◆ **Required task**
Tally the lines containing "screenshot" and report the number alone.

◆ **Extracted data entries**
• • • • • • •

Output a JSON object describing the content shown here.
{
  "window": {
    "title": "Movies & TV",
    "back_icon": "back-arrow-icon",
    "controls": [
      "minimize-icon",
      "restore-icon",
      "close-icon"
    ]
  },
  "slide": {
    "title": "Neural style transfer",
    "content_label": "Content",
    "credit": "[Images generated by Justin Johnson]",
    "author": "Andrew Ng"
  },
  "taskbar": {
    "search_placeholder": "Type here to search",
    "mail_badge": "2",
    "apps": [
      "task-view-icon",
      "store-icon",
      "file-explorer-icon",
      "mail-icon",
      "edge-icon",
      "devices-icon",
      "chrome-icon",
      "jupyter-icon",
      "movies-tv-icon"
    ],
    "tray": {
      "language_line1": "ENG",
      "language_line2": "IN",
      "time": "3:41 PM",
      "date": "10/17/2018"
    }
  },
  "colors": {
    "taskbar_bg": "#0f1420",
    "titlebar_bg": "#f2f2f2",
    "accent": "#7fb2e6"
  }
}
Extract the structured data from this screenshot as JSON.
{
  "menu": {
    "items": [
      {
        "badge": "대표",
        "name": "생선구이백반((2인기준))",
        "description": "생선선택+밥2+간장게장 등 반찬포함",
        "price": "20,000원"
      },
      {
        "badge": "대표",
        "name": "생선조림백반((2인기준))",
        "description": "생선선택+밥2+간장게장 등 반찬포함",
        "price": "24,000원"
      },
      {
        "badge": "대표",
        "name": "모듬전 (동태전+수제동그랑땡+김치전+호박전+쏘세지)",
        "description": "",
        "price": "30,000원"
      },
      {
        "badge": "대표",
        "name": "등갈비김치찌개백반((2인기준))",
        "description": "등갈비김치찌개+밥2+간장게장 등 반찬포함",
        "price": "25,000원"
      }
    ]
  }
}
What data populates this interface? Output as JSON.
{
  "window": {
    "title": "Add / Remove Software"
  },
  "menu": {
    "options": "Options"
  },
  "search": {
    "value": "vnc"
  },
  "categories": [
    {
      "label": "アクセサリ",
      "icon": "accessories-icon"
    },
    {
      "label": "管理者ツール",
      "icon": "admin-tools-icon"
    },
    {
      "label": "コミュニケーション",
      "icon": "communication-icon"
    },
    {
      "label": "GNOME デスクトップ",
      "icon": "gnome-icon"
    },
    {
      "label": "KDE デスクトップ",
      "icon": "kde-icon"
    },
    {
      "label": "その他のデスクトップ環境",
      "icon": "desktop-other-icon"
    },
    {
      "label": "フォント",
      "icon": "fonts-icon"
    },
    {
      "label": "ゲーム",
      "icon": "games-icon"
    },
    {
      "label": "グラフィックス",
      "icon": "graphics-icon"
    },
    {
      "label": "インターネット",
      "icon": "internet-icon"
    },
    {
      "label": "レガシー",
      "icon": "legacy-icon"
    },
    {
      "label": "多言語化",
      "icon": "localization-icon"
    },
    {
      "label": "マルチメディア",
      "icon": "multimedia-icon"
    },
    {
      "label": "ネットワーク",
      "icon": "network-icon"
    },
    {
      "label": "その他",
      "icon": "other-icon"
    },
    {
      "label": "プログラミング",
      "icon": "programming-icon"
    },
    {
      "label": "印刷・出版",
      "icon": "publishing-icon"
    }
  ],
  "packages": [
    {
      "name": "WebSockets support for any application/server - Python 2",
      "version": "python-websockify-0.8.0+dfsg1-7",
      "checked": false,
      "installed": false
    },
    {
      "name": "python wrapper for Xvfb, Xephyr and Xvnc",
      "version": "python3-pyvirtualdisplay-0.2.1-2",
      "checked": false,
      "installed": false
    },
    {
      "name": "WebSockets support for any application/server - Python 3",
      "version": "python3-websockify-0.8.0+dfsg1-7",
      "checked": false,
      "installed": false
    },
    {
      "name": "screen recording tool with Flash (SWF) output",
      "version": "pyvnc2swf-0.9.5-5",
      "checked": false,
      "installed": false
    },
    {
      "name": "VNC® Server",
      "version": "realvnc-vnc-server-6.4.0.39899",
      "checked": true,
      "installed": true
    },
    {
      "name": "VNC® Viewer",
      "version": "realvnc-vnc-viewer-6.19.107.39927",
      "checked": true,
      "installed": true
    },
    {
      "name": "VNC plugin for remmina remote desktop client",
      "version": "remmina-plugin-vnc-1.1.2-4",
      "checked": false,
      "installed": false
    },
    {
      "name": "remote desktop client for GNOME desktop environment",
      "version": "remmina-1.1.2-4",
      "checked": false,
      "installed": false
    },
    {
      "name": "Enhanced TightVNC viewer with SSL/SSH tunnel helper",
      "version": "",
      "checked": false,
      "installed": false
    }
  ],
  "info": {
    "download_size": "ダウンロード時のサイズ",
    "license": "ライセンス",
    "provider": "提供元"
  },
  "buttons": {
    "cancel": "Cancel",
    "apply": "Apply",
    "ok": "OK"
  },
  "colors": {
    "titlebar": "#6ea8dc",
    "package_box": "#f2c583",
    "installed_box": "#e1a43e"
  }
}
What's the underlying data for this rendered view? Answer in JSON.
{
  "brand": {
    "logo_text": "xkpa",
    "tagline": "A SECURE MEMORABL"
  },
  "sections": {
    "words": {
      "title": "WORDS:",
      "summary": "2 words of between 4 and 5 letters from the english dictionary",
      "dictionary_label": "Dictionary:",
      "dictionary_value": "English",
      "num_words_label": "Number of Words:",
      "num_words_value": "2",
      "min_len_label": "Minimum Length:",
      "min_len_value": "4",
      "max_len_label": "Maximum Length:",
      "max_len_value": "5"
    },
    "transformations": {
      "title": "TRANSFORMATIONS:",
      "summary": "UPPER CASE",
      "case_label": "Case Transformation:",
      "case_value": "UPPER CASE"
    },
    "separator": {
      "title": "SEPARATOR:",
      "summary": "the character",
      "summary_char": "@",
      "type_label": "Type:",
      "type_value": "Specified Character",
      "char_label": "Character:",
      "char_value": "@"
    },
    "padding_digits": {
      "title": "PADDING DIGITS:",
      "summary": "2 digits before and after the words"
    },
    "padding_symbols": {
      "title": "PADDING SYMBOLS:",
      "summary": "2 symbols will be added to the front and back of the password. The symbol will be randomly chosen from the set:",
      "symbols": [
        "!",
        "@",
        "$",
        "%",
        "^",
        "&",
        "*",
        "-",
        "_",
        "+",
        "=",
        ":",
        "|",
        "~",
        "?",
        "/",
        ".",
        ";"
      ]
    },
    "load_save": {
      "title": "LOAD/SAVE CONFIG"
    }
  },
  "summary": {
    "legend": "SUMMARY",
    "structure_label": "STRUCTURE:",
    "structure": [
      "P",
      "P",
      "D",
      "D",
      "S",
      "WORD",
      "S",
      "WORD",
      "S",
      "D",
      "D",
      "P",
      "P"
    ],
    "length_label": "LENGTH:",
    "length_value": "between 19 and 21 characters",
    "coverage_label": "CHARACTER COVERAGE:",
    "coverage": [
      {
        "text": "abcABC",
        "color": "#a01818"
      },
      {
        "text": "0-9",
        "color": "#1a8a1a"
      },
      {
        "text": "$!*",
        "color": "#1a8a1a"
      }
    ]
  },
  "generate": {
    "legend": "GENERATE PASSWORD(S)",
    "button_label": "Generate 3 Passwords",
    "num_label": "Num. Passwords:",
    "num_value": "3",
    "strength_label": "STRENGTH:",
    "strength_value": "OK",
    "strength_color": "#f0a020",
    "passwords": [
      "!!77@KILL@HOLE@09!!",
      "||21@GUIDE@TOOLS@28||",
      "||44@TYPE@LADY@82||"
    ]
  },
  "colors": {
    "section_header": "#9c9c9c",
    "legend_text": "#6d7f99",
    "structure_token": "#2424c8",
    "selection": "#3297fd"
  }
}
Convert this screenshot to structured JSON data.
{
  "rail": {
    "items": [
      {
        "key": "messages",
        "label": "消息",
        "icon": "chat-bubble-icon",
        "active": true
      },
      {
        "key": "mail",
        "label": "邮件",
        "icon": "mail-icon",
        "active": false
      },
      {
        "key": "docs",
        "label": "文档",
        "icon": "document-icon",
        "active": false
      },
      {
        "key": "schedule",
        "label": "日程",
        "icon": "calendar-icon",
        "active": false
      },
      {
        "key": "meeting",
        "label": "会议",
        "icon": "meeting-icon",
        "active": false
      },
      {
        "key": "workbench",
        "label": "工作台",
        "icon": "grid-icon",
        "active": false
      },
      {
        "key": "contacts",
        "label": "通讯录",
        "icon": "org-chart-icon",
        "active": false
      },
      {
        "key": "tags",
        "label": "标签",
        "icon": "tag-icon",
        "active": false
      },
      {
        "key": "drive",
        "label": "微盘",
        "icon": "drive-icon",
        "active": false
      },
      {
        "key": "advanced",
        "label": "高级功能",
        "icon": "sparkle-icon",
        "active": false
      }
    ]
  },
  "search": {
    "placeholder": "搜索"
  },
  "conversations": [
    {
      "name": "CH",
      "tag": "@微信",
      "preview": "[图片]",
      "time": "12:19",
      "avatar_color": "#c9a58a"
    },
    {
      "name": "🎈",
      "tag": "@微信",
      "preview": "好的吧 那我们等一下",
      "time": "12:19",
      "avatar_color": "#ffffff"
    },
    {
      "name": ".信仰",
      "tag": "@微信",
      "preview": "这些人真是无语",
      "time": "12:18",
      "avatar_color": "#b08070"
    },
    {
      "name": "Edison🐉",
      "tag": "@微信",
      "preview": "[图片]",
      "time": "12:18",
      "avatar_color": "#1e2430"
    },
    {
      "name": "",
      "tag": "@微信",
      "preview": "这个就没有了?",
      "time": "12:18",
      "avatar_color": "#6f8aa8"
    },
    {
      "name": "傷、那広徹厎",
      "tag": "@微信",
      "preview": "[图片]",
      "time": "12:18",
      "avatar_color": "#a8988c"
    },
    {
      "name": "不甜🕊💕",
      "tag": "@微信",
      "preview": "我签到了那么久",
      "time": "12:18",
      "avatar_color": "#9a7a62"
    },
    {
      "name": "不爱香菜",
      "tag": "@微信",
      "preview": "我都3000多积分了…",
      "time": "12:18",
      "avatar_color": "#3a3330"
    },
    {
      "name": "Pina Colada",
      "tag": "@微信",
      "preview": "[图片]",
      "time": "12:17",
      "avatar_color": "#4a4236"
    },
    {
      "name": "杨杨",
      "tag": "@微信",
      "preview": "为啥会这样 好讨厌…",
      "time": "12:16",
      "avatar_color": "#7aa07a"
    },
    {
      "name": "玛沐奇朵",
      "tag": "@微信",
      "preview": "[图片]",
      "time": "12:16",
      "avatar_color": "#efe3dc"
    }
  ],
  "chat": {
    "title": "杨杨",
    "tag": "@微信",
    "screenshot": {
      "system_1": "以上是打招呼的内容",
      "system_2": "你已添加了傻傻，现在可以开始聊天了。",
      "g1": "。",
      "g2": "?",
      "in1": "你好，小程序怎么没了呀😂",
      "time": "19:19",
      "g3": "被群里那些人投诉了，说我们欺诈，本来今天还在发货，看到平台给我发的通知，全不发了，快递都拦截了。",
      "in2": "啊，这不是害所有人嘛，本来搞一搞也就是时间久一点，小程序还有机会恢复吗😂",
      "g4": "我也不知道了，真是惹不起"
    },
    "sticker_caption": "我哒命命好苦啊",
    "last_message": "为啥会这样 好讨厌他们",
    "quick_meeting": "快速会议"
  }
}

• • • • • • •

◆ **Worked answer**
3